» GOAL: Please rewrite all the items below, changing each "protocol-checkbox" to "proxy-toggle" and keeping everything else the same. Leave the pictures out of your answer.

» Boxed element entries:

[start]

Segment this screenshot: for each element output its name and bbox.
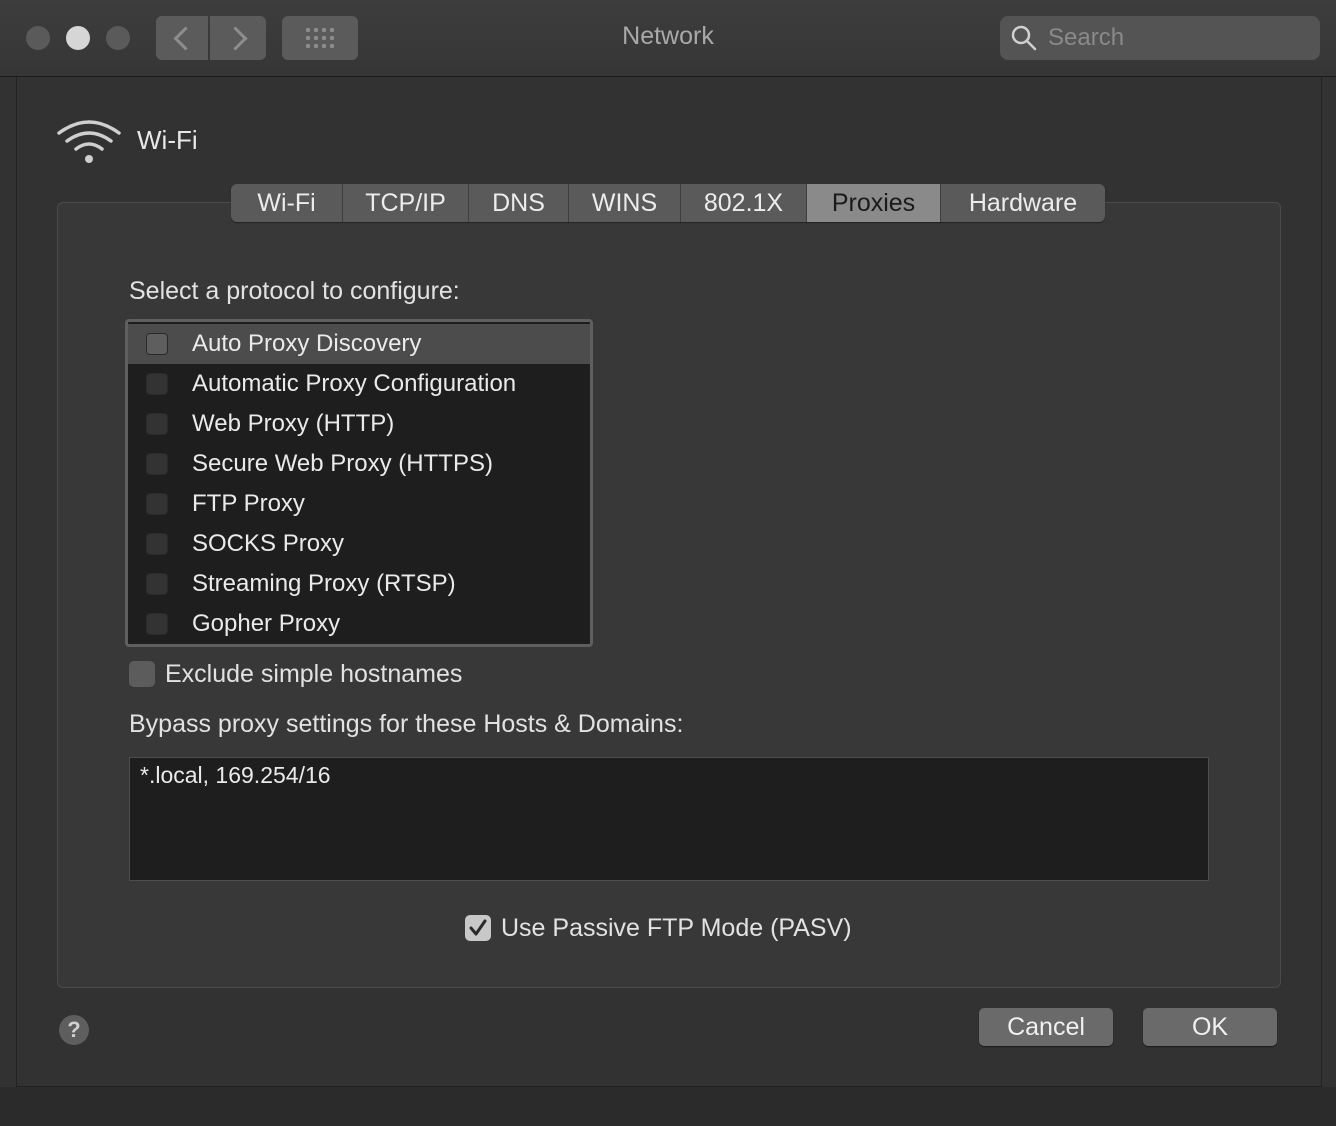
protocol-checkbox[interactable] [146,533,168,555]
tab-wins[interactable]: WINS [569,184,681,222]
content-area: Wi-Fi Wi-Fi TCP/IP DNS WINS 802.1X Proxi… [16,77,1322,1087]
protocol-item-web-proxy-http[interactable]: Web Proxy (HTTP) [128,404,590,444]
tab-tcpip[interactable]: TCP/IP [343,184,469,222]
bypass-label: Bypass proxy settings for these Hosts & … [129,710,684,738]
protocol-label: Streaming Proxy (RTSP) [192,570,456,597]
tab-hardware[interactable]: Hardware [941,184,1105,222]
network-preferences-window: Network Wi-Fi Wi-Fi TCP/IP DNS WINS 802.… [0,0,1336,1126]
protocol-item-auto-proxy-discovery[interactable]: Auto Proxy Discovery [128,324,590,364]
wifi-icon [57,120,121,163]
protocol-label: Gopher Proxy [192,610,341,637]
title-bar: Network [0,0,1336,77]
exclude-simple-hostnames-label: Exclude simple hostnames [165,660,463,688]
protocol-item-streaming-proxy-rtsp[interactable]: Streaming Proxy (RTSP) [128,564,590,604]
protocol-checkbox[interactable] [146,373,168,395]
protocol-label: SOCKS Proxy [192,530,345,557]
protocol-label: Web Proxy (HTTP) [192,410,395,437]
tab-proxies[interactable]: Proxies [807,184,941,222]
protocol-checkbox[interactable] [146,613,168,635]
protocol-label: Auto Proxy Discovery [192,330,422,357]
protocol-item-gopher-proxy[interactable]: Gopher Proxy [128,604,590,644]
window-bottom-edge [0,1087,1336,1126]
bypass-hosts-field[interactable]: *.local, 169.254/16 [129,757,1209,881]
protocol-label: Automatic Proxy Configuration [192,370,517,397]
checkmark-icon [469,919,487,936]
tab-8021x[interactable]: 802.1X [681,184,807,222]
protocol-item-ftp-proxy[interactable]: FTP Proxy [128,484,590,524]
protocol-item-automatic-proxy-configuration[interactable]: Automatic Proxy Configuration [128,364,590,404]
search-field[interactable] [1000,16,1320,60]
passive-ftp-label: Use Passive FTP Mode (PASV) [501,914,852,942]
protocol-checkbox[interactable] [146,333,168,355]
protocol-checkbox[interactable] [146,413,168,435]
select-protocol-label: Select a protocol to configure: [129,277,460,305]
help-button[interactable]: ? [59,1015,89,1045]
service-name: Wi-Fi [137,125,198,155]
exclude-simple-hostnames-checkbox[interactable] [129,661,155,687]
search-input[interactable] [1046,23,1300,53]
ok-button[interactable]: OK [1143,1008,1277,1046]
tab-dns[interactable]: DNS [469,184,569,222]
protocol-checkbox[interactable] [146,493,168,515]
passive-ftp-checkbox[interactable] [465,915,491,941]
search-icon [1011,25,1037,51]
protocol-label: Secure Web Proxy (HTTPS) [192,450,493,477]
protocol-label: FTP Proxy [192,490,305,517]
cancel-button[interactable]: Cancel [979,1008,1113,1046]
protocol-checkbox[interactable] [146,573,168,595]
tab-wifi[interactable]: Wi-Fi [231,184,343,222]
tab-bar: Wi-Fi TCP/IP DNS WINS 802.1X Proxies Har… [231,184,1105,222]
protocol-item-secure-web-proxy-https[interactable]: Secure Web Proxy (HTTPS) [128,444,590,484]
protocol-item-socks-proxy[interactable]: SOCKS Proxy [128,524,590,564]
protocol-checkbox[interactable] [146,453,168,475]
protocol-list[interactable]: Auto Proxy Discovery Automatic Proxy Con… [125,319,593,647]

[end]

» EXPECTED ANSWER:
Segment this screenshot: for each element output its name and bbox.
proxy-toggle[interactable] [146,533,168,555]
tab-wins[interactable]: WINS [569,184,681,222]
content-area: Wi-Fi Wi-Fi TCP/IP DNS WINS 802.1X Proxi… [16,77,1322,1087]
protocol-item-web-proxy-http[interactable]: Web Proxy (HTTP) [128,404,590,444]
tab-tcpip[interactable]: TCP/IP [343,184,469,222]
bypass-label: Bypass proxy settings for these Hosts & … [129,710,684,738]
protocol-label: Streaming Proxy (RTSP) [192,570,456,597]
tab-hardware[interactable]: Hardware [941,184,1105,222]
network-preferences-window: Network Wi-Fi Wi-Fi TCP/IP DNS WINS 802.… [0,0,1336,1126]
protocol-item-auto-proxy-discovery[interactable]: Auto Proxy Discovery [128,324,590,364]
wifi-icon [57,120,121,163]
protocol-label: Gopher Proxy [192,610,341,637]
title-bar: Network [0,0,1336,77]
exclude-simple-hostnames-label: Exclude simple hostnames [165,660,463,688]
protocol-item-streaming-proxy-rtsp[interactable]: Streaming Proxy (RTSP) [128,564,590,604]
proxy-toggle[interactable] [146,373,168,395]
protocol-label: SOCKS Proxy [192,530,345,557]
protocol-label: Web Proxy (HTTP) [192,410,395,437]
tab-proxies[interactable]: Proxies [807,184,941,222]
proxy-toggle[interactable] [146,613,168,635]
protocol-label: Auto Proxy Discovery [192,330,422,357]
protocol-item-gopher-proxy[interactable]: Gopher Proxy [128,604,590,644]
window-bottom-edge [0,1087,1336,1126]
bypass-hosts-field[interactable]: *.local, 169.254/16 [129,757,1209,881]
protocol-label: Automatic Proxy Configuration [192,370,517,397]
checkmark-icon [469,919,487,936]
tab-8021x[interactable]: 802.1X [681,184,807,222]
protocol-item-ftp-proxy[interactable]: FTP Proxy [128,484,590,524]
protocol-item-automatic-proxy-configuration[interactable]: Automatic Proxy Configuration [128,364,590,404]
search-field[interactable] [1000,16,1320,60]
passive-ftp-label: Use Passive FTP Mode (PASV) [501,914,852,942]
proxy-toggle[interactable] [146,333,168,355]
proxy-toggle[interactable] [146,413,168,435]
select-protocol-label: Select a protocol to configure: [129,277,460,305]
help-button[interactable]: ? [59,1015,89,1045]
service-name: Wi-Fi [137,125,198,155]
exclude-simple-hostnames-checkbox[interactable] [129,661,155,687]
search-input[interactable] [1046,23,1300,53]
ok-button[interactable]: OK [1143,1008,1277,1046]
tab-dns[interactable]: DNS [469,184,569,222]
proxy-toggle[interactable] [146,493,168,515]
passive-ftp-checkbox[interactable] [465,915,491,941]
search-icon [1011,25,1037,51]
protocol-label: Secure Web Proxy (HTTPS) [192,450,493,477]
protocol-label: FTP Proxy [192,490,305,517]
cancel-button[interactable]: Cancel [979,1008,1113,1046]
proxy-toggle[interactable] [146,573,168,595]
tab-wifi[interactable]: Wi-Fi [231,184,343,222]
tab-bar: Wi-Fi TCP/IP DNS WINS 802.1X Proxies Har… [231,184,1105,222]
protocol-item-secure-web-proxy-https[interactable]: Secure Web Proxy (HTTPS) [128,444,590,484]
protocol-item-socks-proxy[interactable]: SOCKS Proxy [128,524,590,564]
proxy-toggle[interactable] [146,453,168,475]
protocol-list[interactable]: Auto Proxy Discovery Automatic Proxy Con… [125,319,593,647]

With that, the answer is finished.